* [Figure record extracts]:
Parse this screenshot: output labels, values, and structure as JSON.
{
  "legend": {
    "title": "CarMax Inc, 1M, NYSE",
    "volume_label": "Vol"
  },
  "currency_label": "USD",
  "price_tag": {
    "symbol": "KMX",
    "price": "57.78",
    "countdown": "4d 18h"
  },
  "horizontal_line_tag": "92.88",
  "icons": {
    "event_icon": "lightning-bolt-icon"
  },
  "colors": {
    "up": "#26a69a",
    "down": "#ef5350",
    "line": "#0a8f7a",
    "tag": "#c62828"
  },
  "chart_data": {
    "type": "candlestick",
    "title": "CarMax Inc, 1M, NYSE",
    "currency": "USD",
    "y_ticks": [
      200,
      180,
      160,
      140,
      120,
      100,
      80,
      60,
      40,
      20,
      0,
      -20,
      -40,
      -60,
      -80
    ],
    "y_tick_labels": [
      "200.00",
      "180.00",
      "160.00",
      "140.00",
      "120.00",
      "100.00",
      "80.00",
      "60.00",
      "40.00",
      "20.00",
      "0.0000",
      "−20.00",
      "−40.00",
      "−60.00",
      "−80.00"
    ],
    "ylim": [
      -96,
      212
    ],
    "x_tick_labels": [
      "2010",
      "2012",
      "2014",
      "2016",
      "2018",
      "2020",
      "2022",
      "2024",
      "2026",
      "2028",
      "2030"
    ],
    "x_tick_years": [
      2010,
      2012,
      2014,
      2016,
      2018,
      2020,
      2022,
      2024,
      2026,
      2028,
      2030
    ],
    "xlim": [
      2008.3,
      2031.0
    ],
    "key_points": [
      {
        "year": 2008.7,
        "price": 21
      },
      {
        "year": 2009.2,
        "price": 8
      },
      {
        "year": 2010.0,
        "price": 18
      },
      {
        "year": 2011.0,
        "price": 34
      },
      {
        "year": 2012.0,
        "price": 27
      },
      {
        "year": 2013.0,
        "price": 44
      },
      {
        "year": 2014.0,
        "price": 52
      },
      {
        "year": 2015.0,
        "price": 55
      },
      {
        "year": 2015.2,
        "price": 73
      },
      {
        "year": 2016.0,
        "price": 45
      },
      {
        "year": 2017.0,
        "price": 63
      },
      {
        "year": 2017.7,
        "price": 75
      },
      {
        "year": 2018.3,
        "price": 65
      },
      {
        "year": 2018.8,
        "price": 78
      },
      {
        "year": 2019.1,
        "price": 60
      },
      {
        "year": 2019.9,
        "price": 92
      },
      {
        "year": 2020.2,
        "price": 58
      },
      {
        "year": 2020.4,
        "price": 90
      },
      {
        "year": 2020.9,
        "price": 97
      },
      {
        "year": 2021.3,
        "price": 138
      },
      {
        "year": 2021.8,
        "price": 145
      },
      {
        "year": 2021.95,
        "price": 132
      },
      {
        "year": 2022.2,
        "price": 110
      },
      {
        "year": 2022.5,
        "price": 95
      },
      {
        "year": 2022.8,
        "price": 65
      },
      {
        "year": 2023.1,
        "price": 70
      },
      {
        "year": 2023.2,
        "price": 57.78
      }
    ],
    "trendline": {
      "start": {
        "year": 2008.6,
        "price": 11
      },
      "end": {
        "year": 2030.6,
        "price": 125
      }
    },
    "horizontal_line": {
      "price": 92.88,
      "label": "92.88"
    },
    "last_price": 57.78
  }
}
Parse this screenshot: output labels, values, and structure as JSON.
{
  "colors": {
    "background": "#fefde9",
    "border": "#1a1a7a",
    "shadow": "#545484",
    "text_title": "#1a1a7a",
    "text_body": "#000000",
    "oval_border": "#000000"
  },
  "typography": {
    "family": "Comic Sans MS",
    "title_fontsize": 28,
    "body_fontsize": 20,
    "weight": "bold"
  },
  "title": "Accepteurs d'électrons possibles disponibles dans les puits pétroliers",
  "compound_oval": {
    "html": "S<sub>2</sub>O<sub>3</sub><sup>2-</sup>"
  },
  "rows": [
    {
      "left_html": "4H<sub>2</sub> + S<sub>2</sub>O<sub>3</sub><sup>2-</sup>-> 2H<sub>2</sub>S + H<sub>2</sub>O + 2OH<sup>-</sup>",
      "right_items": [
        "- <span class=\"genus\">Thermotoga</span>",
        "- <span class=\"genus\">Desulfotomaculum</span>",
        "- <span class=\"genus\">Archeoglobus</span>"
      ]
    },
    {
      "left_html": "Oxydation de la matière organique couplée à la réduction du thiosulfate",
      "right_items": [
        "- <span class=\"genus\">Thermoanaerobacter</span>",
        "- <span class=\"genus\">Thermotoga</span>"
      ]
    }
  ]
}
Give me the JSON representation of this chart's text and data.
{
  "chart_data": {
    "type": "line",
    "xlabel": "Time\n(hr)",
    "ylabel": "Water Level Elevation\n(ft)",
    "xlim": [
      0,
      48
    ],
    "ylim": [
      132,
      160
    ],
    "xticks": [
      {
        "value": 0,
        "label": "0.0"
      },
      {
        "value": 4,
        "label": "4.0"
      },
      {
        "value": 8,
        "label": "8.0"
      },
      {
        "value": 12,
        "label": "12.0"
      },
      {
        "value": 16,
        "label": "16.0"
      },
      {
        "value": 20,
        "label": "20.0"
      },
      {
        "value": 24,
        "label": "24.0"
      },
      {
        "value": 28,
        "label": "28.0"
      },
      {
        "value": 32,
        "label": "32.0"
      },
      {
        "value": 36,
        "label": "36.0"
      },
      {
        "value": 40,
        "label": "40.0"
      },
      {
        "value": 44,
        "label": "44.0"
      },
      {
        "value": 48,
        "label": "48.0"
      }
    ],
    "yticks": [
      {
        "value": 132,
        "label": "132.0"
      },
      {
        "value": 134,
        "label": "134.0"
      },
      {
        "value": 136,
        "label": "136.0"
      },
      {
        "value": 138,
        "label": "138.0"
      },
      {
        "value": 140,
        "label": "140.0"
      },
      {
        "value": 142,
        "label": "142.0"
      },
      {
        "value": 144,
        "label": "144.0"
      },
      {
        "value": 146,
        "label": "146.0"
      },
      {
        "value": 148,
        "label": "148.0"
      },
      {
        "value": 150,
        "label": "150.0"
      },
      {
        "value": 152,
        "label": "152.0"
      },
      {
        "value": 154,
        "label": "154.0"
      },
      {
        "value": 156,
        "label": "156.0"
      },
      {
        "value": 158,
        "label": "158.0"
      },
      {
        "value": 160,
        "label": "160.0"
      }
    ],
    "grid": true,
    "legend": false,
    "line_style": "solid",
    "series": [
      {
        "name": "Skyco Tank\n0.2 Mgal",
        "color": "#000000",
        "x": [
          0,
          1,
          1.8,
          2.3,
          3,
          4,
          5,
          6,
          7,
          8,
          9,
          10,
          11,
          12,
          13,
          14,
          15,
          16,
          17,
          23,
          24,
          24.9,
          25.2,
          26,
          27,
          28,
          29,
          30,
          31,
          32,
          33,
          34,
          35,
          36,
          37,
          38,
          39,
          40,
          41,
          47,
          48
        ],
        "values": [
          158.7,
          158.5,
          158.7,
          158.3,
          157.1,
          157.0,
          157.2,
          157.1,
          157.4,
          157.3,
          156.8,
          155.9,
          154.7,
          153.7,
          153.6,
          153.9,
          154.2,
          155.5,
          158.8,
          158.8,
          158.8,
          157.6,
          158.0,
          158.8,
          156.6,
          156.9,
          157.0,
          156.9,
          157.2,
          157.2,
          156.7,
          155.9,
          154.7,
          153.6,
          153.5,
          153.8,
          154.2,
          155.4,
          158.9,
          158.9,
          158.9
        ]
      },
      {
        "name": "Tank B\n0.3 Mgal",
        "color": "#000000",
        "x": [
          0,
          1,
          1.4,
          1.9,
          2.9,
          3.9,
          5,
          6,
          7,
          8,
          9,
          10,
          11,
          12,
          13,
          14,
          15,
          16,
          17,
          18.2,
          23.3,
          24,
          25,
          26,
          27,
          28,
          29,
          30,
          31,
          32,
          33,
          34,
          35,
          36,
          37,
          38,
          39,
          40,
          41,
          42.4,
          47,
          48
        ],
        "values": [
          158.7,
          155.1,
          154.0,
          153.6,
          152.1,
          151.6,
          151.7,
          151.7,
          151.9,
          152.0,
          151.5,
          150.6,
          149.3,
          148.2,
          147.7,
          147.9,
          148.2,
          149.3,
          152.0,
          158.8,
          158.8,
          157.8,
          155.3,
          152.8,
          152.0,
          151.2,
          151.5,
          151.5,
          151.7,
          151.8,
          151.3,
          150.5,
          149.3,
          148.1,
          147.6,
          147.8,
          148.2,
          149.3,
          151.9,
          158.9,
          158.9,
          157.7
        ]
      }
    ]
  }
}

* [Written request]:
Extract, from the material above, each line holding the word "Mgal".

* [Answer in full]:
        "name": "Skyco Tank\n0.2 Mgal",
        "name": "Tank B\n0.3 Mgal",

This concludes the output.